DIRECTIONS: Among the entries below, count the lines that contain the word "PRAO". Write down only the total.

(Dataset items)
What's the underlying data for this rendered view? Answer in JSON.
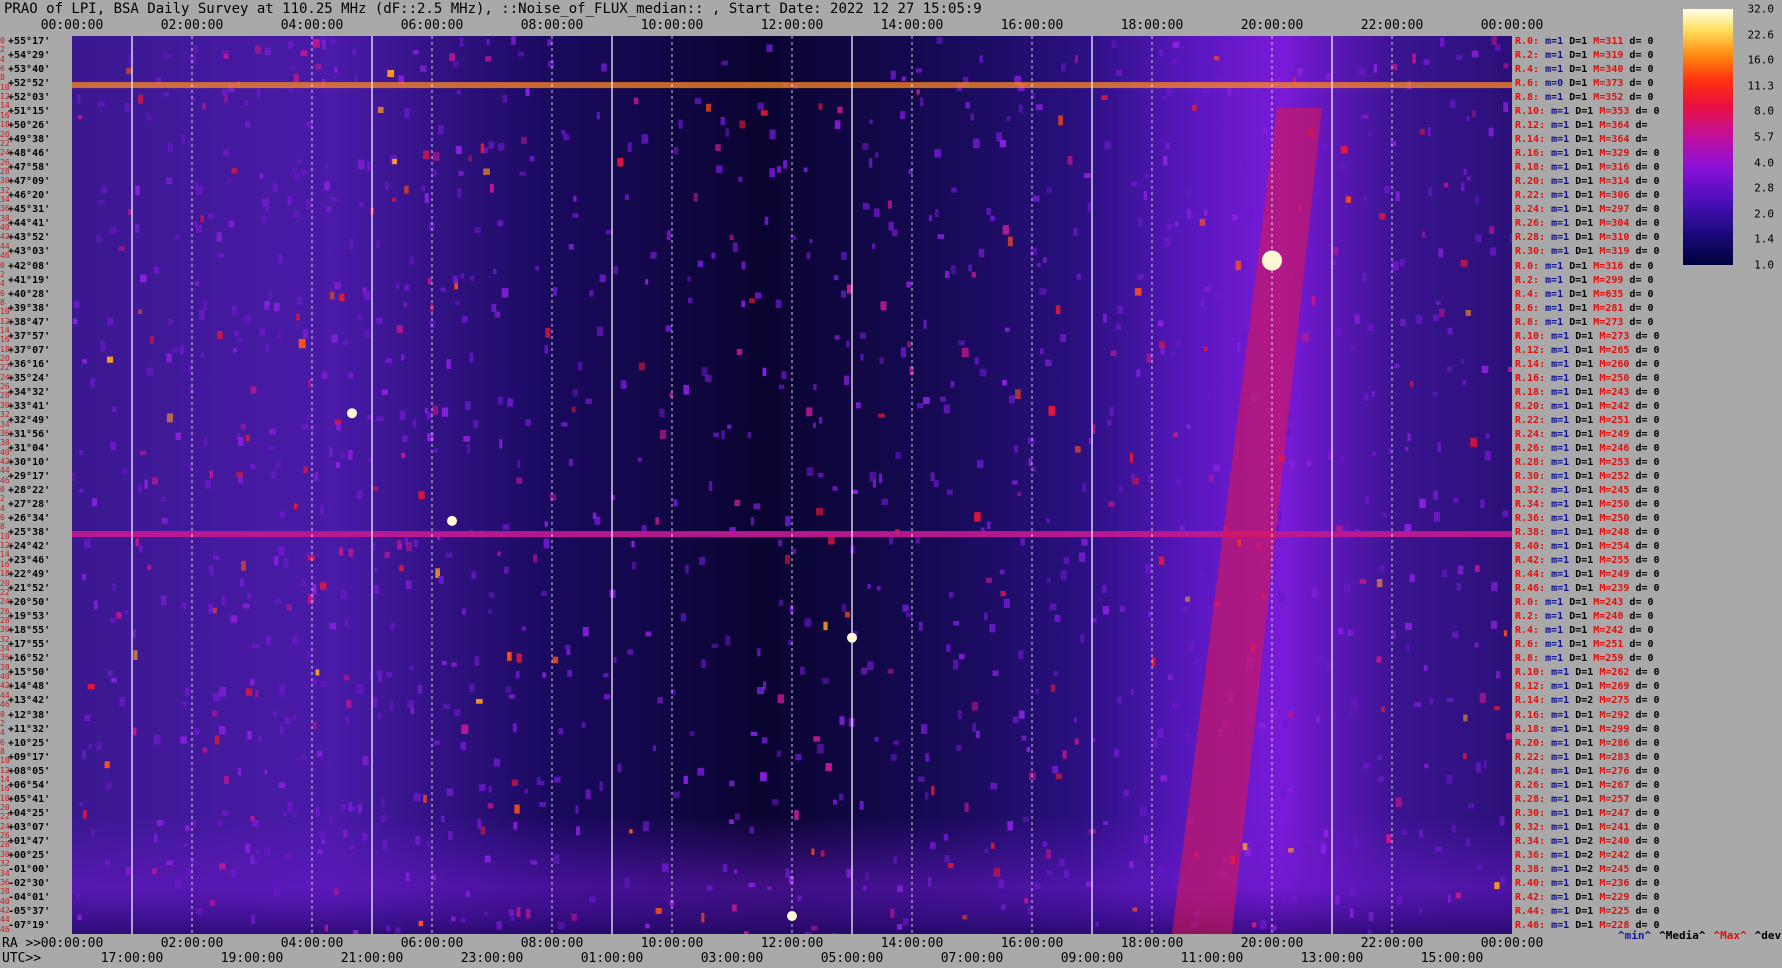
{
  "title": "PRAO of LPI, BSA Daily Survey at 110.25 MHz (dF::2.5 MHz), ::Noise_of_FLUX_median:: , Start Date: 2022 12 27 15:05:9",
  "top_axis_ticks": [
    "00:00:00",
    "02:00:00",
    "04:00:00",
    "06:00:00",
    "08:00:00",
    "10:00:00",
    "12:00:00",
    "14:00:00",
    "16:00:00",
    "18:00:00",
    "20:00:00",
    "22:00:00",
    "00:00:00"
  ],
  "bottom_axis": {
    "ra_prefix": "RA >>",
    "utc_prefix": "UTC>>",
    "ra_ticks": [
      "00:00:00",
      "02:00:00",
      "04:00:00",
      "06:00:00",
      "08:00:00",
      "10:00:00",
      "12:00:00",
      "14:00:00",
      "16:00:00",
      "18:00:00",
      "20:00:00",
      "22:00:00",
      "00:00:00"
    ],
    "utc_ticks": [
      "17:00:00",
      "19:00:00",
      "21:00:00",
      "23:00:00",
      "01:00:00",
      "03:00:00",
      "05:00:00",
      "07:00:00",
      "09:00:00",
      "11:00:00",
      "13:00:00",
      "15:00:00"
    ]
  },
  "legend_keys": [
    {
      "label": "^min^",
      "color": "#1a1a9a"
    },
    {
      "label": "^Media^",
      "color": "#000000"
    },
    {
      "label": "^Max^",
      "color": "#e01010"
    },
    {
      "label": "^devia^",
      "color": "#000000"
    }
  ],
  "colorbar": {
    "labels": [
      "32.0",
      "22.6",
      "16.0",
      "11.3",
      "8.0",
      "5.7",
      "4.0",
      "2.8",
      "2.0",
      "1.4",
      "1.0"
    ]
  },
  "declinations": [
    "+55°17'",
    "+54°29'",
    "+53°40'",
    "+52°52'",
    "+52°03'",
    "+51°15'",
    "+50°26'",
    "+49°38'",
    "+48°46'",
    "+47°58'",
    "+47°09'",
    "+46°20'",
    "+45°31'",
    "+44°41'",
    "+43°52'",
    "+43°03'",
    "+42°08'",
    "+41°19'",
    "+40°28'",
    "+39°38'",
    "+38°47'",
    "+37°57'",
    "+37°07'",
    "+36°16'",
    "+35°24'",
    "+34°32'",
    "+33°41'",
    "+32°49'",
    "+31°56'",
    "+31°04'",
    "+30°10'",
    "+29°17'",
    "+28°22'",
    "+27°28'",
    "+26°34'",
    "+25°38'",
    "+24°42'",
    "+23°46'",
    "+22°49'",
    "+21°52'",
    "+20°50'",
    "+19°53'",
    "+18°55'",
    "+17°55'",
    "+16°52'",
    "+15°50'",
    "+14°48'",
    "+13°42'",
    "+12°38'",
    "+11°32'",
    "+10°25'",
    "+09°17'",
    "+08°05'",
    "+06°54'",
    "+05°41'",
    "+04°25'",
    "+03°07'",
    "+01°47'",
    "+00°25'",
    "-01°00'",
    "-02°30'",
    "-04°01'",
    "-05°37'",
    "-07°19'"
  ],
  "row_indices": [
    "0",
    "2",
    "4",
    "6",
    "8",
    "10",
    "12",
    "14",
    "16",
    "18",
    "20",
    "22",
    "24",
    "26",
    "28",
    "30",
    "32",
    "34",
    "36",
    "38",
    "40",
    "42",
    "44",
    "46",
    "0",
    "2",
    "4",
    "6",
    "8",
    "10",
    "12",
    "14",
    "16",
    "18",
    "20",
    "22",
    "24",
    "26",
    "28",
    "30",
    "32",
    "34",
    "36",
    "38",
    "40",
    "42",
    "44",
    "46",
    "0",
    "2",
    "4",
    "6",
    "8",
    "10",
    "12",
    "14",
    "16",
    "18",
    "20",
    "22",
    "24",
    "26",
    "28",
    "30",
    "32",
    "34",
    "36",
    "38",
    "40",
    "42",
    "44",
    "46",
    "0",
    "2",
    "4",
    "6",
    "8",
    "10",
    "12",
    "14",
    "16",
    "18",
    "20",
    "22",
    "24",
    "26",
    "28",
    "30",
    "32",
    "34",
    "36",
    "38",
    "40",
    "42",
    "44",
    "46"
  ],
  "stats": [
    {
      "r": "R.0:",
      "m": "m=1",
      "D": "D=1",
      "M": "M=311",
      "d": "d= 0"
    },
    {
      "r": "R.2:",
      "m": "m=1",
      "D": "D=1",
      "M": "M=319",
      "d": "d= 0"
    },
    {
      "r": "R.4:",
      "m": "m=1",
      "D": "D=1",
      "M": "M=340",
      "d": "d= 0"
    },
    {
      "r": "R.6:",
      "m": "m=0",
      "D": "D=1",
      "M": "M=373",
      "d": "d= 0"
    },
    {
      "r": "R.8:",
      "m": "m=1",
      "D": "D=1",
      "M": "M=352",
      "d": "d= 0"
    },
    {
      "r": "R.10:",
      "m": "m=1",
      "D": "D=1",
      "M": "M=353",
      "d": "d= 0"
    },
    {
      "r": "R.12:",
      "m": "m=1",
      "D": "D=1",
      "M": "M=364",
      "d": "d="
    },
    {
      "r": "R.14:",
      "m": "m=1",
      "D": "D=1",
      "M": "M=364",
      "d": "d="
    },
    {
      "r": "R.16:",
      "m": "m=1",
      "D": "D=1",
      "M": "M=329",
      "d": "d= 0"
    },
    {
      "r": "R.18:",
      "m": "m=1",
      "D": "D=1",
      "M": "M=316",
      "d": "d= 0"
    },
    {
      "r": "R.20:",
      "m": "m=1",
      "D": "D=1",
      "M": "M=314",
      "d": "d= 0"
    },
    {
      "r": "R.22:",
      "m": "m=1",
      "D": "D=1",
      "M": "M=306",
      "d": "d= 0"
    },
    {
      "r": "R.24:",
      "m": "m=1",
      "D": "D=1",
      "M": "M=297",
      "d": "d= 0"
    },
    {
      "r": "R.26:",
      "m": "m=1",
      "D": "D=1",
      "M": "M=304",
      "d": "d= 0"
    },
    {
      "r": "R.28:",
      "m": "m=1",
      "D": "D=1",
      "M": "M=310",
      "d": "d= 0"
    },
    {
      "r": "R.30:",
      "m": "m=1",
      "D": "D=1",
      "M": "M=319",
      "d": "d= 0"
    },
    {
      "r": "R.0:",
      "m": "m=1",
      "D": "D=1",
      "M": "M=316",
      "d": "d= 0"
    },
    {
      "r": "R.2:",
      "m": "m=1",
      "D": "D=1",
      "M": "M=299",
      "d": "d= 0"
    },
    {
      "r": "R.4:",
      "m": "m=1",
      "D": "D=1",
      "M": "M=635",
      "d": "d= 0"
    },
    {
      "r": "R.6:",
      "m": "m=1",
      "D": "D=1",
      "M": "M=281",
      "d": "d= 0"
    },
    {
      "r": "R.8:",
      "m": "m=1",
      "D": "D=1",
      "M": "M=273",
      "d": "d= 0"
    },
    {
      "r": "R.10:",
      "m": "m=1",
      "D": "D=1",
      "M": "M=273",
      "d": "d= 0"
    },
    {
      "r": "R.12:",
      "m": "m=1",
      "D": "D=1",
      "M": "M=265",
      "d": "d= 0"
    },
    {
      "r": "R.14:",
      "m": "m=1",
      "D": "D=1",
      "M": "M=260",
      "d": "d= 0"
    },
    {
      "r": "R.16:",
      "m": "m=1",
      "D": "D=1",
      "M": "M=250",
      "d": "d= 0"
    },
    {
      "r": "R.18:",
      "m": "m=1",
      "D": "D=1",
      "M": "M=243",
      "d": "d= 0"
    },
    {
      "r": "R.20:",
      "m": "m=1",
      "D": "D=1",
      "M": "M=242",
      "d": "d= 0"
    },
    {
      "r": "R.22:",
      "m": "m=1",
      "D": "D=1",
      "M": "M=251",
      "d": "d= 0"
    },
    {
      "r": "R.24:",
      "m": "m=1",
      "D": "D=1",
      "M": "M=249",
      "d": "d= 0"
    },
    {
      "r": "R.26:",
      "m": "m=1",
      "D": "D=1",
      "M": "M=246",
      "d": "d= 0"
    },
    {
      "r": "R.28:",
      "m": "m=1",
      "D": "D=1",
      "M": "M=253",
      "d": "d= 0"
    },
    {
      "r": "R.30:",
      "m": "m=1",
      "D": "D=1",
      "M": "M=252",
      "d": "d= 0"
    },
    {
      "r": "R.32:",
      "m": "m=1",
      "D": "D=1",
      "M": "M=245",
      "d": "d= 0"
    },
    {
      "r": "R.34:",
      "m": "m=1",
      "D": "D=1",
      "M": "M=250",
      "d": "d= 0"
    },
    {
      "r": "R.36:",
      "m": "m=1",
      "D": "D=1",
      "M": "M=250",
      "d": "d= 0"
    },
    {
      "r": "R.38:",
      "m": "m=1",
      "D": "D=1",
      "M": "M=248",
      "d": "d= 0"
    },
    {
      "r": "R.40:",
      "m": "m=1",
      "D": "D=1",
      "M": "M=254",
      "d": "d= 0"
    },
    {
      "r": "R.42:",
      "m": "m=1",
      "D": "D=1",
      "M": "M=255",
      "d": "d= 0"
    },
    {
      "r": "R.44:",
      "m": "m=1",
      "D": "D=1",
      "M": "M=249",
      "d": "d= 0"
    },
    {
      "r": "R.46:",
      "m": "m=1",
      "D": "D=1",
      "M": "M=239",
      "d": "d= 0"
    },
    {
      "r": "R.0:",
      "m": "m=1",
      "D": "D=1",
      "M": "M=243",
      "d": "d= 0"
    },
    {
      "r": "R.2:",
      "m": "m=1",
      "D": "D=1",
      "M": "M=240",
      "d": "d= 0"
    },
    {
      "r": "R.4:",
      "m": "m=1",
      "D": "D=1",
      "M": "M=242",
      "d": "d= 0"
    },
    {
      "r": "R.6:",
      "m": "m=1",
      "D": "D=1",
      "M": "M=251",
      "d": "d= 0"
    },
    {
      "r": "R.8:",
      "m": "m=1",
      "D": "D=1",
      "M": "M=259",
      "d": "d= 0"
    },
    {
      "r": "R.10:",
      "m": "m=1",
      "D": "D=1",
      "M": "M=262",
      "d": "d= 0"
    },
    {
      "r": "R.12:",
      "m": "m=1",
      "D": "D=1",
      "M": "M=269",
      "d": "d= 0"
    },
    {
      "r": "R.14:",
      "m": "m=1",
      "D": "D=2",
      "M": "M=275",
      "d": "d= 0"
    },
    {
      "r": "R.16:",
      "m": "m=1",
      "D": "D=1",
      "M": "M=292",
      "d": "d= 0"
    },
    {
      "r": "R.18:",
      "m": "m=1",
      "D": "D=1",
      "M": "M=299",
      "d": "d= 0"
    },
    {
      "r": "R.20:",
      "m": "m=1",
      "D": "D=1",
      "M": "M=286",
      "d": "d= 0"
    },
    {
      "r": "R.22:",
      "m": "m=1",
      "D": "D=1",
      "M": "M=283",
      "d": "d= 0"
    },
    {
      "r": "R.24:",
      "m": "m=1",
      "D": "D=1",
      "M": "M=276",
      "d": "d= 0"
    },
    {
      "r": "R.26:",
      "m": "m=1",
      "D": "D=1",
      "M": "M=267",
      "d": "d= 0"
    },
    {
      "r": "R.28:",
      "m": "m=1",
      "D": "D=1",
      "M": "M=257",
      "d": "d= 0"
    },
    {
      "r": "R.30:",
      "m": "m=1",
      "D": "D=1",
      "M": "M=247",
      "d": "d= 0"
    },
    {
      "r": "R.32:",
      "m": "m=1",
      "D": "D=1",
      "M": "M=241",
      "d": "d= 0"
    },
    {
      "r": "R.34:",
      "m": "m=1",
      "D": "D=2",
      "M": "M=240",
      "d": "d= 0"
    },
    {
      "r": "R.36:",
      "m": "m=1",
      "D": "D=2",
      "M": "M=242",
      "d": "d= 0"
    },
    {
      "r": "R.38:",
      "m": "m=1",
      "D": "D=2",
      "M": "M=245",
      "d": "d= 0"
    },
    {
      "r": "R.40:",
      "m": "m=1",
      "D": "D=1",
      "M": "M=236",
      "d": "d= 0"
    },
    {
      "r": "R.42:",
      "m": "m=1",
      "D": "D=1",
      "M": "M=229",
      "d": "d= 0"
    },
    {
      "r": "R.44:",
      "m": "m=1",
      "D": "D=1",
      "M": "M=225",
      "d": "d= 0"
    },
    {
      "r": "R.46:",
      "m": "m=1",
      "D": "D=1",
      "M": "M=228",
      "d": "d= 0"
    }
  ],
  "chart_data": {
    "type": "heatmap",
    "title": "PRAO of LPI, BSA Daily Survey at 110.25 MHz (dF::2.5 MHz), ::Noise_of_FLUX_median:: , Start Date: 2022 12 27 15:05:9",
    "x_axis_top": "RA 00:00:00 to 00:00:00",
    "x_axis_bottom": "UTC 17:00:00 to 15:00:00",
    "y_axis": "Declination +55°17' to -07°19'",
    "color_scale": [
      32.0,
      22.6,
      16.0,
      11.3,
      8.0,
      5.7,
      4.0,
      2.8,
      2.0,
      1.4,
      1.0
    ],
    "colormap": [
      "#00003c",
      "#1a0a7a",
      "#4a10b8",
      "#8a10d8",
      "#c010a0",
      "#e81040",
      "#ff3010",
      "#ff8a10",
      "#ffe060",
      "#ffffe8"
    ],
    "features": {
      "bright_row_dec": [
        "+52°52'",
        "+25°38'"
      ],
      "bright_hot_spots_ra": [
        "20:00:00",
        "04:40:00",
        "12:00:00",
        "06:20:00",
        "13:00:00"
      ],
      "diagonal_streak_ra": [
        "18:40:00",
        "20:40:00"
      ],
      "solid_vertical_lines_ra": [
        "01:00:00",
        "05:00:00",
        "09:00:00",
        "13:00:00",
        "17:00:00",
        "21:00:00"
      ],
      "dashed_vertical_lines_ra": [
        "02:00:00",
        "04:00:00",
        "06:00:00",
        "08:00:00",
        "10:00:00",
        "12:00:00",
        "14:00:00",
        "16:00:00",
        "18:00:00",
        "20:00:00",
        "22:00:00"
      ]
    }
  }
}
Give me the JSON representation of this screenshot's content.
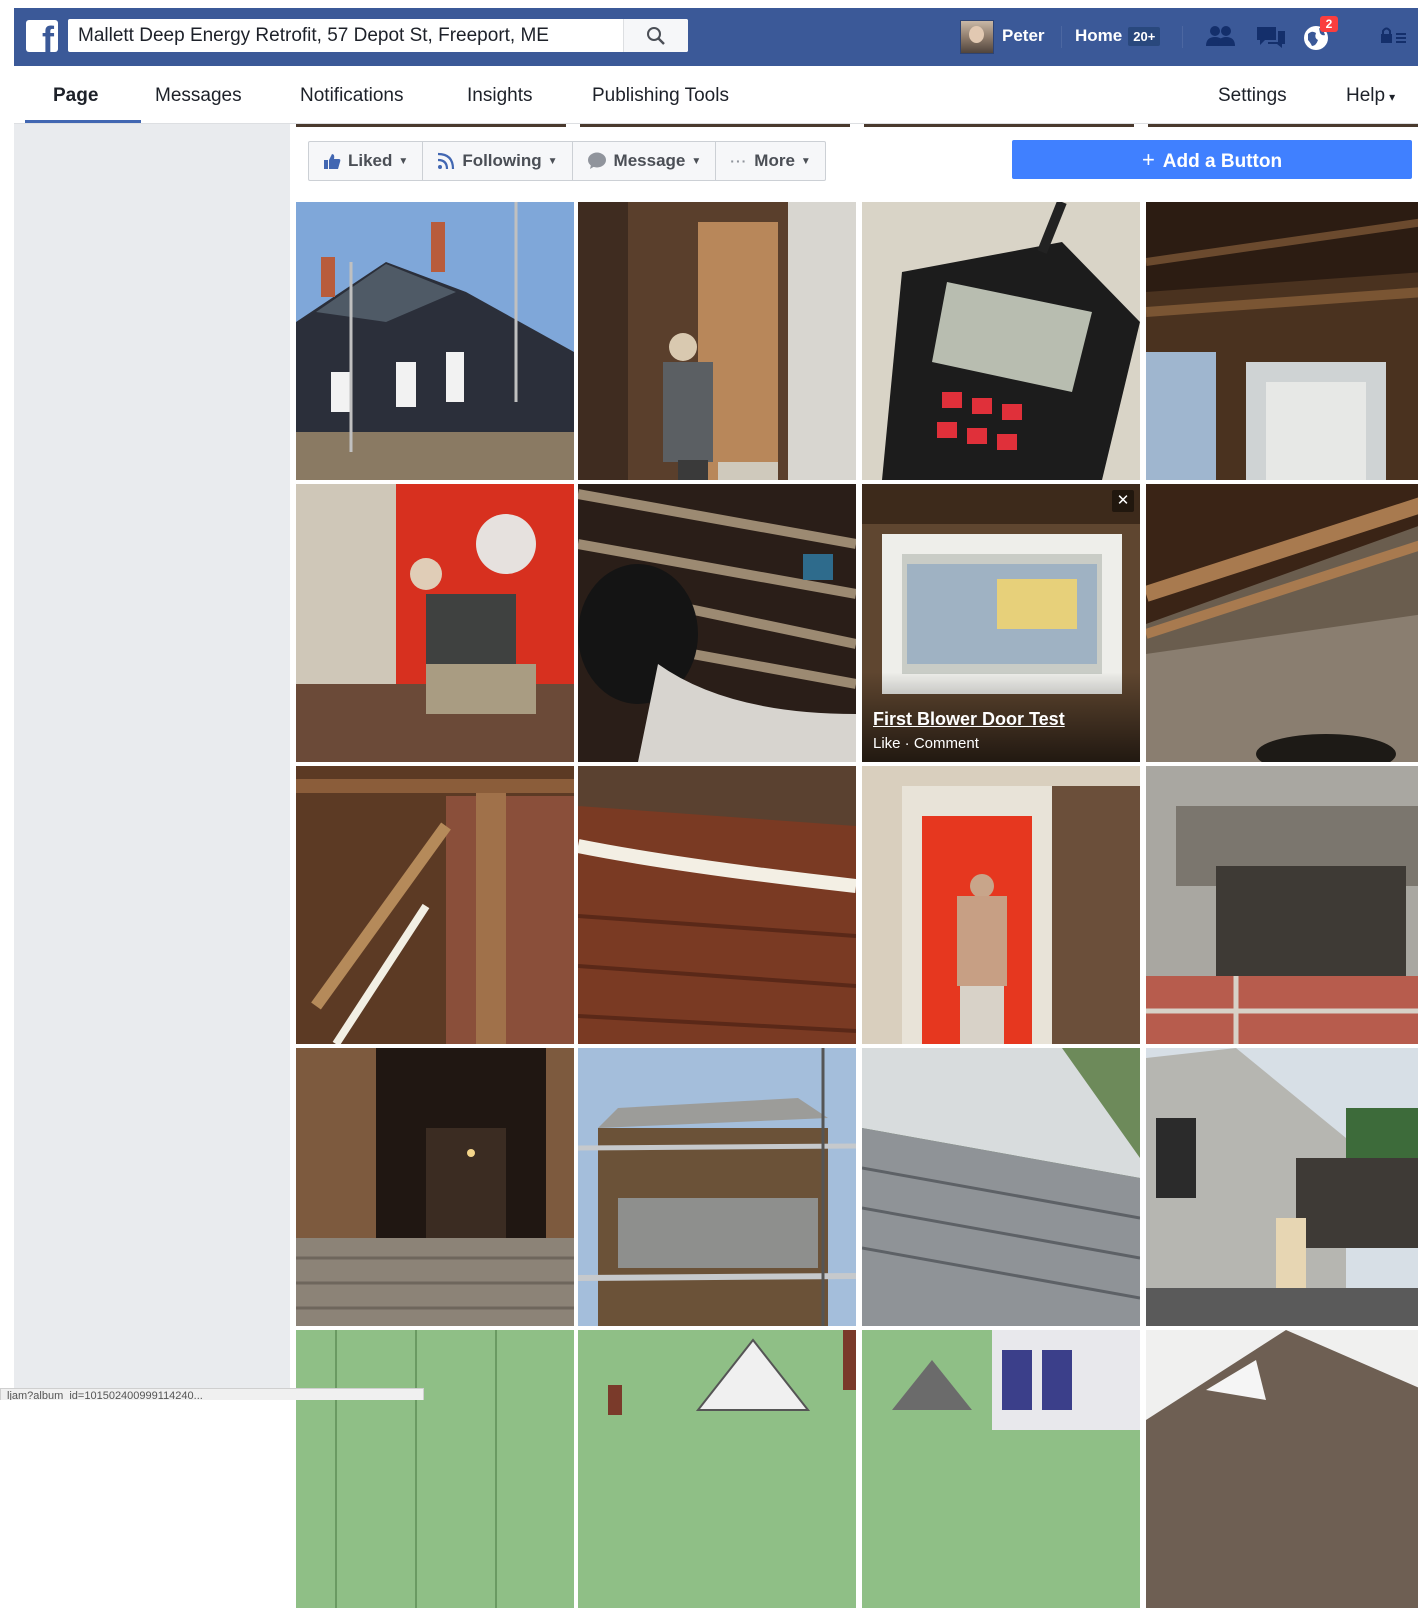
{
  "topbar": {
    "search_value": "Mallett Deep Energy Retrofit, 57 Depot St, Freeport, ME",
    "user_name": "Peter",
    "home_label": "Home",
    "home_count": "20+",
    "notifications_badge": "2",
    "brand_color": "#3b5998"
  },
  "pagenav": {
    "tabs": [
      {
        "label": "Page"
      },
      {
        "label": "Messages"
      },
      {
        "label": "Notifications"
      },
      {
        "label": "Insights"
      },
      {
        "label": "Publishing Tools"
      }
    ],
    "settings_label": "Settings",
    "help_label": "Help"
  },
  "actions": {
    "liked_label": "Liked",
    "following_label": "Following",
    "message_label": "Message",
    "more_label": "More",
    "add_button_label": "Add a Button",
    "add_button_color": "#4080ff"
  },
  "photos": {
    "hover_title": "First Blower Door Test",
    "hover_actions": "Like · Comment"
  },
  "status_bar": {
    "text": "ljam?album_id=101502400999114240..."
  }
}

SOLVED EXERCISE: 2